■ Exercise requirements:
Repeat the records exactly. Every line must match.

----- Given records -----

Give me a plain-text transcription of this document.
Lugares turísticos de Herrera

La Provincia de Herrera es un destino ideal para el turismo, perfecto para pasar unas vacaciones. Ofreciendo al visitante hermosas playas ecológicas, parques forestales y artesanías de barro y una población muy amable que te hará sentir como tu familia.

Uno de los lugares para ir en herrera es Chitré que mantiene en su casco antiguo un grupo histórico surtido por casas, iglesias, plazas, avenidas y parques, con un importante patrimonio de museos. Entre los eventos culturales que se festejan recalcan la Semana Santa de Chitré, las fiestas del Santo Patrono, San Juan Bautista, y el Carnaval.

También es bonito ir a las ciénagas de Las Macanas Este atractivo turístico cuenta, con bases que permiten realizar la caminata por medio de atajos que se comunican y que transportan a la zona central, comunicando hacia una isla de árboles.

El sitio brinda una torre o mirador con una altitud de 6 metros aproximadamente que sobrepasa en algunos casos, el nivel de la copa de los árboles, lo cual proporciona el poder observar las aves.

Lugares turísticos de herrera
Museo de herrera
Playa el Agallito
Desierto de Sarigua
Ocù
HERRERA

-----

■ Solution to this problem:
Give me a plain-text transcription of this document.
Lugares turísticos de Herrera

La Provincia de Herrera es un destino ideal para el turismo, perfecto para pasar unas vacaciones. Ofreciendo al visitante hermosas playas ecológicas, parques forestales y artesanías de barro y una población muy amable que te hará sentir como tu familia.

Uno de los lugares para ir en herrera es Chitré que mantiene en su casco antiguo un grupo histórico surtido por casas, iglesias, plazas, avenidas y parques, con un importante patrimonio de museos. Entre los eventos culturales que se festejan recalcan la Semana Santa de Chitré, las fiestas del Santo Patrono, San Juan Bautista, y el Carnaval.

También es bonito ir a las ciénagas de Las Macanas Este atractivo turístico cuenta, con bases que permiten realizar la caminata por medio de atajos que se comunican y que transportan a la zona central, comunicando hacia una isla de árboles.

El sitio brinda una torre o mirador con una altitud de 6 metros aproximadamente que sobrepasa en algunos casos, el nivel de la copa de los árboles, lo cual proporciona el poder observar las aves.

Lugares turísticos de herrera
Museo de herrera
Playa el Agallito
Desierto de Sarigua
Ocù
HERRERA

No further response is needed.